Written instruction — Reproduce the data below verbatim, every line in its original order and with no changes.

-- Start Exercise material --

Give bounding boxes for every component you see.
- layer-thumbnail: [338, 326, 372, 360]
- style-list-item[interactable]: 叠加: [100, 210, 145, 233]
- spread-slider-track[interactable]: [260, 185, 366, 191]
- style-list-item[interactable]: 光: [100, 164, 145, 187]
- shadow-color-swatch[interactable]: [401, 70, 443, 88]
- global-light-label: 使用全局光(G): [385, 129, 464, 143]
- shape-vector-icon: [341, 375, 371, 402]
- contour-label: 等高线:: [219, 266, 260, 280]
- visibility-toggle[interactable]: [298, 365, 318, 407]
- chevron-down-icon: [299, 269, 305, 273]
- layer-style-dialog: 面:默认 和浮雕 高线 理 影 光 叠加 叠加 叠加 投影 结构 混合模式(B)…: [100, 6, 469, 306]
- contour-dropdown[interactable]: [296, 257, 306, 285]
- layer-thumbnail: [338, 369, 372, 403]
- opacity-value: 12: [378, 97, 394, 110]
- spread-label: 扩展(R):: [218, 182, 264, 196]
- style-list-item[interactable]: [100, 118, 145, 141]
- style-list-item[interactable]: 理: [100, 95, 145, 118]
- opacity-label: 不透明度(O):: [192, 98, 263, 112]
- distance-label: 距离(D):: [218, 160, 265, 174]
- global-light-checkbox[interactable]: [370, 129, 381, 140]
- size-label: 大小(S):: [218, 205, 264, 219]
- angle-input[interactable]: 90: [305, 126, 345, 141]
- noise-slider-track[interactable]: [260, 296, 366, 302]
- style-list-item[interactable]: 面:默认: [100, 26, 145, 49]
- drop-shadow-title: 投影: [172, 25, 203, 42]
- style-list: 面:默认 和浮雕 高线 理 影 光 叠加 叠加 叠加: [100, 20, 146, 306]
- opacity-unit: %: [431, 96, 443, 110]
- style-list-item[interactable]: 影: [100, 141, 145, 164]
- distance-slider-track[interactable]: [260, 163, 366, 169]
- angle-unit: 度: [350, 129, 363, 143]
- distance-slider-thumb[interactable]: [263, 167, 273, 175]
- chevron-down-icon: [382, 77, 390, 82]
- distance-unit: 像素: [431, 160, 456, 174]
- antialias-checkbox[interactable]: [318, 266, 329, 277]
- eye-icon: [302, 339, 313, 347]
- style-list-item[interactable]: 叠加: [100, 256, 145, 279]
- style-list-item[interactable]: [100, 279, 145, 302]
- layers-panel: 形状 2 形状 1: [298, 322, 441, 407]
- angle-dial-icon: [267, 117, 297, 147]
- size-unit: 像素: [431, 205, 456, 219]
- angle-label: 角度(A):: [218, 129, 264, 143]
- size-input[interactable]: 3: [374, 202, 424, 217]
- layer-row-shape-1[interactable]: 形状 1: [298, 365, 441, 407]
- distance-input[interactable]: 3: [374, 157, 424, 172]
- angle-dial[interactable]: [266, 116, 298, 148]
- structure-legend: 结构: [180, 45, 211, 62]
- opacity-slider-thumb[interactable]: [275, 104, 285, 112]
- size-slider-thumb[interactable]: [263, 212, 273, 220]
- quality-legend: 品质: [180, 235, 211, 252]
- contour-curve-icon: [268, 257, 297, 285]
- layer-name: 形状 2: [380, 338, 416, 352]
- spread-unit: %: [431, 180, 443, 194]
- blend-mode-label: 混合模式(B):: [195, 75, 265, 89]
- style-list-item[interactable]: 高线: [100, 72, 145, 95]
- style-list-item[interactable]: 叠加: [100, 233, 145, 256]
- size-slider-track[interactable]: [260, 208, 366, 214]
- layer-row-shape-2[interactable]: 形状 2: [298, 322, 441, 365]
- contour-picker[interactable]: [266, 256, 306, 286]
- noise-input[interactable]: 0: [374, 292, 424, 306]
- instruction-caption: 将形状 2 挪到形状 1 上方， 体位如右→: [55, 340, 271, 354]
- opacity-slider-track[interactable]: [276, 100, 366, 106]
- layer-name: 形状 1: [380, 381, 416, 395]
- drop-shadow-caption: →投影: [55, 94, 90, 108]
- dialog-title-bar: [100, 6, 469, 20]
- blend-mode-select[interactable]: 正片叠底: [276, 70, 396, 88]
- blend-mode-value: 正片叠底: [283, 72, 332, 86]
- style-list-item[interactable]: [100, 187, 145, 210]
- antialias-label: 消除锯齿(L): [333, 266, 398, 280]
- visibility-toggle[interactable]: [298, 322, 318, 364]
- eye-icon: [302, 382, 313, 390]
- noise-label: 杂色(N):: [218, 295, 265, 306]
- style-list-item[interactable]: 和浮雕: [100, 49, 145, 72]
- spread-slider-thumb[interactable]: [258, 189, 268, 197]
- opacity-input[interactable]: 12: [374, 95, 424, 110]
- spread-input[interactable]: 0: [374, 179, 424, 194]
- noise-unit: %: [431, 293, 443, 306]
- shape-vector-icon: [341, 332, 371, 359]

-- End Exercise material --

Response to this task —
Give bounding boxes for every component you see.
- layer-thumbnail: [338, 326, 372, 360]
- style-list-item[interactable]: 叠加: [100, 210, 145, 233]
- spread-slider-track[interactable]: [260, 185, 366, 191]
- style-list-item[interactable]: 光: [100, 164, 145, 187]
- shadow-color-swatch[interactable]: [401, 70, 443, 88]
- global-light-label: 使用全局光(G): [385, 129, 464, 143]
- shape-vector-icon: [341, 375, 371, 402]
- contour-label: 等高线:: [219, 266, 260, 280]
- visibility-toggle[interactable]: [298, 365, 318, 407]
- chevron-down-icon: [299, 269, 305, 273]
- layer-style-dialog: 面:默认 和浮雕 高线 理 影 光 叠加 叠加 叠加 投影 结构 混合模式(B)…: [100, 6, 469, 306]
- contour-dropdown[interactable]: [296, 257, 306, 285]
- layer-thumbnail: [338, 369, 372, 403]
- opacity-value: 12: [378, 97, 394, 110]
- spread-label: 扩展(R):: [218, 182, 264, 196]
- style-list-item[interactable]: [100, 118, 145, 141]
- style-list-item[interactable]: 理: [100, 95, 145, 118]
- opacity-label: 不透明度(O):: [192, 98, 263, 112]
- distance-label: 距离(D):: [218, 160, 265, 174]
- global-light-checkbox[interactable]: [370, 129, 381, 140]
- size-label: 大小(S):: [218, 205, 264, 219]
- angle-input[interactable]: 90: [305, 126, 345, 141]
- noise-slider-track[interactable]: [260, 296, 366, 302]
- style-list-item[interactable]: 面:默认: [100, 26, 145, 49]
- drop-shadow-title: 投影: [172, 25, 203, 42]
- style-list: 面:默认 和浮雕 高线 理 影 光 叠加 叠加 叠加: [100, 20, 146, 306]
- opacity-unit: %: [431, 96, 443, 110]
- style-list-item[interactable]: 影: [100, 141, 145, 164]
- distance-slider-track[interactable]: [260, 163, 366, 169]
- angle-unit: 度: [350, 129, 363, 143]
- distance-slider-thumb[interactable]: [263, 167, 273, 175]
- chevron-down-icon: [382, 77, 390, 82]
- distance-unit: 像素: [431, 160, 456, 174]
- antialias-checkbox[interactable]: [318, 266, 329, 277]
- eye-icon: [302, 339, 313, 347]
- style-list-item[interactable]: 叠加: [100, 256, 145, 279]
- style-list-item[interactable]: [100, 279, 145, 302]
- layers-panel: 形状 2 形状 1: [298, 322, 441, 407]
- angle-dial-icon: [267, 117, 297, 147]
- size-unit: 像素: [431, 205, 456, 219]
- angle-label: 角度(A):: [218, 129, 264, 143]
- size-input[interactable]: 3: [374, 202, 424, 217]
- layer-row-shape-1[interactable]: 形状 1: [298, 365, 441, 407]
- distance-input[interactable]: 3: [374, 157, 424, 172]
- angle-dial[interactable]: [266, 116, 298, 148]
- structure-legend: 结构: [180, 45, 211, 62]
- opacity-slider-thumb[interactable]: [275, 104, 285, 112]
- size-slider-thumb[interactable]: [263, 212, 273, 220]
- quality-legend: 品质: [180, 235, 211, 252]
- contour-curve-icon: [268, 257, 297, 285]
- layer-name: 形状 2: [380, 338, 416, 352]
- spread-unit: %: [431, 180, 443, 194]
- blend-mode-label: 混合模式(B):: [195, 75, 265, 89]
- style-list-item[interactable]: 高线: [100, 72, 145, 95]
- style-list-item[interactable]: 叠加: [100, 233, 145, 256]
- size-slider-track[interactable]: [260, 208, 366, 214]
- layer-row-shape-2[interactable]: 形状 2: [298, 322, 441, 365]
- contour-picker[interactable]: [266, 256, 306, 286]
- noise-input[interactable]: 0: [374, 292, 424, 306]
- instruction-caption: 将形状 2 挪到形状 1 上方， 体位如右→: [55, 340, 271, 354]
- opacity-slider-track[interactable]: [276, 100, 366, 106]
- layer-name: 形状 1: [380, 381, 416, 395]
- drop-shadow-caption: →投影: [55, 94, 90, 108]
- dialog-title-bar: [100, 6, 469, 20]
- blend-mode-select[interactable]: 正片叠底: [276, 70, 396, 88]
- blend-mode-value: 正片叠底: [283, 72, 332, 86]
- style-list-item[interactable]: [100, 187, 145, 210]
- antialias-label: 消除锯齿(L): [333, 266, 398, 280]
- visibility-toggle[interactable]: [298, 322, 318, 364]
- eye-icon: [302, 382, 313, 390]
- noise-label: 杂色(N):: [218, 295, 265, 306]
- style-list-item[interactable]: 和浮雕: [100, 49, 145, 72]
- spread-slider-thumb[interactable]: [258, 189, 268, 197]
- opacity-input[interactable]: 12: [374, 95, 424, 110]
- spread-input[interactable]: 0: [374, 179, 424, 194]
- noise-unit: %: [431, 293, 443, 306]
- shape-vector-icon: [341, 332, 371, 359]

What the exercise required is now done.